▸ TASK
Locate each line with the string "Distance" in the listing below and copy it.

▸ EXERCISE INPUTS

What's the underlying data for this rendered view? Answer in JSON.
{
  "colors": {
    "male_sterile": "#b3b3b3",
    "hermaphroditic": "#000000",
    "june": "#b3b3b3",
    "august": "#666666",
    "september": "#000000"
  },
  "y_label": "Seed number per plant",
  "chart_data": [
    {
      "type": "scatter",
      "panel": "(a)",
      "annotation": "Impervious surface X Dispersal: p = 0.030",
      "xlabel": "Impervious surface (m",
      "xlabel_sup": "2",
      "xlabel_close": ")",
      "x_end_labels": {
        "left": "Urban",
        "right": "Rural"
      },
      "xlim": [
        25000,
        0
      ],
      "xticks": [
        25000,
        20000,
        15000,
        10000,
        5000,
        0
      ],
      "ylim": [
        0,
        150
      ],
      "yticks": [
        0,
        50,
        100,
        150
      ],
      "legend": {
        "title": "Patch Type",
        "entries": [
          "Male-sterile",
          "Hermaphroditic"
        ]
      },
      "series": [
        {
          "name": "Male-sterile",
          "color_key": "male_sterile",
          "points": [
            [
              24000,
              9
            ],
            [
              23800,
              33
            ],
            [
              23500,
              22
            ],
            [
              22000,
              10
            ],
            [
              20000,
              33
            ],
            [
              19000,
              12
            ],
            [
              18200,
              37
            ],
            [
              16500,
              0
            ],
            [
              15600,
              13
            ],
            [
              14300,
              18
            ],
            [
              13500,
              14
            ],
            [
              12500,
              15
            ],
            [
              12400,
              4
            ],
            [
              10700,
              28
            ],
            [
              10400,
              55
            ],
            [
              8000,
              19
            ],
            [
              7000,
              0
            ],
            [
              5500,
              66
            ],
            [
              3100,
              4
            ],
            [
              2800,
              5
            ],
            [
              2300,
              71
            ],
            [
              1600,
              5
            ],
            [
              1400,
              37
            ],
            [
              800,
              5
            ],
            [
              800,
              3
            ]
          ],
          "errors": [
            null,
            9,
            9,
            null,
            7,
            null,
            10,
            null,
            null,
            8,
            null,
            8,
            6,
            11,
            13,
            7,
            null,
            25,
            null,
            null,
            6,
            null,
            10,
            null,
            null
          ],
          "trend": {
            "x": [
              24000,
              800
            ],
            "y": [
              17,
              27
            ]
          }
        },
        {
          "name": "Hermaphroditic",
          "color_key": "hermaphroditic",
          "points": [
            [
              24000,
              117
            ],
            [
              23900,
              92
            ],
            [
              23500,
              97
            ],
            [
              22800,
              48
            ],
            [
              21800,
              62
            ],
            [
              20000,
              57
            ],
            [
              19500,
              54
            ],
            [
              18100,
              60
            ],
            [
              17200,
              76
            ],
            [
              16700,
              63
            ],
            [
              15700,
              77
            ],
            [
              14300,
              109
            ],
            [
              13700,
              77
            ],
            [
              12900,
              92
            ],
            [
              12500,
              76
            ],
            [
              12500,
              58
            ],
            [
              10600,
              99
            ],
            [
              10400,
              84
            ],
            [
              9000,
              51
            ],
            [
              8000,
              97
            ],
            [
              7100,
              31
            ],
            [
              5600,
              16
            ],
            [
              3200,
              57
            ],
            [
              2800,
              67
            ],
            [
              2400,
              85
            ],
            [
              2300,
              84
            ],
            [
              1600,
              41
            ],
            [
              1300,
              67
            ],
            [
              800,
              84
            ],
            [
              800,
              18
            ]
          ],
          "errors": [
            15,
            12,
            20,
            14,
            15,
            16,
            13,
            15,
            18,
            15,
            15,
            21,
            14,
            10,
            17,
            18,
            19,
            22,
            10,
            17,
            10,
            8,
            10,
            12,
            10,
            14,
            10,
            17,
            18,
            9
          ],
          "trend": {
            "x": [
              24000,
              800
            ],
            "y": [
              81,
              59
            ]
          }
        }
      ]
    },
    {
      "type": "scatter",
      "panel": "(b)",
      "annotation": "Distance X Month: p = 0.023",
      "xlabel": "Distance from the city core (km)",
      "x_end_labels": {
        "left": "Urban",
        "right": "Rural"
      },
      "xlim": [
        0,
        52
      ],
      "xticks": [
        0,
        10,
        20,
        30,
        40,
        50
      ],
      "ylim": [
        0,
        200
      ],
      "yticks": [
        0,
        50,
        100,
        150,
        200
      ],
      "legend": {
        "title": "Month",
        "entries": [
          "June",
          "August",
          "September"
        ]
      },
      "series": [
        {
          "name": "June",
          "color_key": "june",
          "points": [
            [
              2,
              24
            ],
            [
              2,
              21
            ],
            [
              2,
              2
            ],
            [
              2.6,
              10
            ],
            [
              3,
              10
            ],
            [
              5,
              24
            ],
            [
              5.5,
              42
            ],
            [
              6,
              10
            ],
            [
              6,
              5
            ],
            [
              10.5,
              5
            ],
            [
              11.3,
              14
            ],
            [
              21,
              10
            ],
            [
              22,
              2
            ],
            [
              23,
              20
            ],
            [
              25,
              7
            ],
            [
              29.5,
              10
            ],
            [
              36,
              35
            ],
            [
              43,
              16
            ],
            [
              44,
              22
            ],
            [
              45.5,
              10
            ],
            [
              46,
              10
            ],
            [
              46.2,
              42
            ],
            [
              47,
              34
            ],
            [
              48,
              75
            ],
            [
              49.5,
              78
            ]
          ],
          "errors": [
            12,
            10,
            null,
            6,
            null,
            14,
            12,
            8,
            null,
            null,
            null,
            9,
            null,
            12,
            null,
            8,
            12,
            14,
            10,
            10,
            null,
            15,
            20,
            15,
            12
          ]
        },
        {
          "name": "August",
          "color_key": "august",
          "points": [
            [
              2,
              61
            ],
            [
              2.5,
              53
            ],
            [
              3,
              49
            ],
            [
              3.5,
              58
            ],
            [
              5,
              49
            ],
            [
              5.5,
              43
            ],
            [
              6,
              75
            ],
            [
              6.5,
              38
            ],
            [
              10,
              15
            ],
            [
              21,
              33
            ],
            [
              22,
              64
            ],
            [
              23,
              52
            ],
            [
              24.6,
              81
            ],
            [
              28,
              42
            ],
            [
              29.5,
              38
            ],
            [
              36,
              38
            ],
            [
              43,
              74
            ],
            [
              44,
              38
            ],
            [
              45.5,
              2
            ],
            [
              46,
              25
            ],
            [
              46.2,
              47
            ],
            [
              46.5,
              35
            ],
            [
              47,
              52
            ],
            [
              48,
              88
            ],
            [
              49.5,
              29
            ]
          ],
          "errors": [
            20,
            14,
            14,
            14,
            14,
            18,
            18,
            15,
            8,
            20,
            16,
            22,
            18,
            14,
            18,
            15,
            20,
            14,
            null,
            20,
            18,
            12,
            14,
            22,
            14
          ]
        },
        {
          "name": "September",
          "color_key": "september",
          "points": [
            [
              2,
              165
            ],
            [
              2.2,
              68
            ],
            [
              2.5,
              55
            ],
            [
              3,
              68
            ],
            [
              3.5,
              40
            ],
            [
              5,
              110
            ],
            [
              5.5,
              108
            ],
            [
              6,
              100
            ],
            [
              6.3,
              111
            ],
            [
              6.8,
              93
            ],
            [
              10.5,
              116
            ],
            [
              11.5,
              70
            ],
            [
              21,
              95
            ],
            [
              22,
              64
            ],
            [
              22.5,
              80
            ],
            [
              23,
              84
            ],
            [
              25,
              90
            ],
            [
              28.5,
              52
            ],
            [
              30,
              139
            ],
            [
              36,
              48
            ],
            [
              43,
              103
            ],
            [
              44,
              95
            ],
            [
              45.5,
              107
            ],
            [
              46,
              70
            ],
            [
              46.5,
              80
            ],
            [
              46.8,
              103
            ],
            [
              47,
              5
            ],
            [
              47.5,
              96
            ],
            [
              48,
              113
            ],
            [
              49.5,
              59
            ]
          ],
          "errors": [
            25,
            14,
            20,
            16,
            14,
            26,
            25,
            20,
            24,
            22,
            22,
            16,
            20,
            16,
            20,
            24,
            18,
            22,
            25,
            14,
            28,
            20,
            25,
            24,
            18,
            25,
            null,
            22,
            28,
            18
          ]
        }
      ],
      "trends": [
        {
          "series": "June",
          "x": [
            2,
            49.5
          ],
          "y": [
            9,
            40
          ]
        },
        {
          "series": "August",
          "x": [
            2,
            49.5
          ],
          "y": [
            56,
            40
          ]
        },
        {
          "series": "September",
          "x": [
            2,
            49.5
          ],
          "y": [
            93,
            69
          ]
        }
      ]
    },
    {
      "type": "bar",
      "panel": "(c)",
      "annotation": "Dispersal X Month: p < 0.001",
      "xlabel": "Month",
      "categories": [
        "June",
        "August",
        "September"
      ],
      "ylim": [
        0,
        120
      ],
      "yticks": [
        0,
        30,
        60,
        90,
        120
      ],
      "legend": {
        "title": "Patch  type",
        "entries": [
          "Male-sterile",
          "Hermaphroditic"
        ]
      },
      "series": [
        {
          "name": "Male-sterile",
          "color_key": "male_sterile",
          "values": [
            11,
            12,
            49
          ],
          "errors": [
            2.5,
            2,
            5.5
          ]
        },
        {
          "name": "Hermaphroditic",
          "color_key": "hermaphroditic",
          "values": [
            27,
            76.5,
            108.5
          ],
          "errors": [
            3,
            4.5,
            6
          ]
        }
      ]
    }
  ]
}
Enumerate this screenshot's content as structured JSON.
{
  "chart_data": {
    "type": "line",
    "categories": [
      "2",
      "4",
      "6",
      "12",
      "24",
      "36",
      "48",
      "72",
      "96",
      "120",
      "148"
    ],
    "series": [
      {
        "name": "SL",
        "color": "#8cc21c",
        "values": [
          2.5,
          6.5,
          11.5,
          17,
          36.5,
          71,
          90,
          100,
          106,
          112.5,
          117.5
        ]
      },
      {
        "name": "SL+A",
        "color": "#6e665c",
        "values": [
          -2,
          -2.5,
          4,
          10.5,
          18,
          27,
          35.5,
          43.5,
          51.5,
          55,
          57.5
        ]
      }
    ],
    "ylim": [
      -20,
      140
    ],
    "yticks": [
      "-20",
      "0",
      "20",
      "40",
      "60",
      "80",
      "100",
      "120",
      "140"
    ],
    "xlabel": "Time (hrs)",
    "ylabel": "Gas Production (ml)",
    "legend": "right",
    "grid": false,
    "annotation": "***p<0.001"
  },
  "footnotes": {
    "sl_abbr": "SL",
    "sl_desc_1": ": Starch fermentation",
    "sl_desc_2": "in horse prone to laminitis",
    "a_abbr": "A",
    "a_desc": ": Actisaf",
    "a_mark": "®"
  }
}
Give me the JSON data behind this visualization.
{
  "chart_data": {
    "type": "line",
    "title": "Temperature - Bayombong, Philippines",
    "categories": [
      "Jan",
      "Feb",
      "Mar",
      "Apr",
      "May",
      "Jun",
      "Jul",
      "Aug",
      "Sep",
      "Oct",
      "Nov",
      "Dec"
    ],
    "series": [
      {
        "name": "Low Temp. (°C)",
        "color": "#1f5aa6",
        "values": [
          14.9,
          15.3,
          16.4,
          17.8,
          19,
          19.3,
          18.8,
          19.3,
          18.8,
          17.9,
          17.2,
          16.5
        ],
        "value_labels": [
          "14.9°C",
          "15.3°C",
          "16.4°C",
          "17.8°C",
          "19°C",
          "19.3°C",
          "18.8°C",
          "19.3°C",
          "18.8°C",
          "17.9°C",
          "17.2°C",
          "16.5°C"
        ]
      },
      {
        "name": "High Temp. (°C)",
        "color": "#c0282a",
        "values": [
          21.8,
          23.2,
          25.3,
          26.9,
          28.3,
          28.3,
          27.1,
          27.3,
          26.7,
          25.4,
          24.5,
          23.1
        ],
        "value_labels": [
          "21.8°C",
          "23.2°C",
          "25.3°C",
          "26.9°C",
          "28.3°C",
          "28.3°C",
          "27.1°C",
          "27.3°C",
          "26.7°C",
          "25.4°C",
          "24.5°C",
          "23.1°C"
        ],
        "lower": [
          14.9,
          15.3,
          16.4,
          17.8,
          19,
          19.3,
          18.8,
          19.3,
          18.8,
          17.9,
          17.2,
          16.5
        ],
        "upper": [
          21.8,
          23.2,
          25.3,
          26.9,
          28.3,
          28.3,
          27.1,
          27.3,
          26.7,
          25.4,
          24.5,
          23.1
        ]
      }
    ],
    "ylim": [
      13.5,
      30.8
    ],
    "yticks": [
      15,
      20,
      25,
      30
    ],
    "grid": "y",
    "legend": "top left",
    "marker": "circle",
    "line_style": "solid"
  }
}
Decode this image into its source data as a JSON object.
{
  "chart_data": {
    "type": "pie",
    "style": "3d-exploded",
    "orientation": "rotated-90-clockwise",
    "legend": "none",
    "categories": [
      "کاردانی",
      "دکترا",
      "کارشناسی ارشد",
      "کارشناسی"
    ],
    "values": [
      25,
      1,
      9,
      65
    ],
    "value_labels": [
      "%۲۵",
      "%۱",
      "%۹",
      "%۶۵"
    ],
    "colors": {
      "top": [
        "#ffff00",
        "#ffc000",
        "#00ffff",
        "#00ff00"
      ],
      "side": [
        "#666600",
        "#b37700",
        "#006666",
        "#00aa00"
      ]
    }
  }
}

▸ THE OUTPUT
      "annotation": "Distance X Month: p = 0.023",
      "xlabel": "Distance from the city core (km)",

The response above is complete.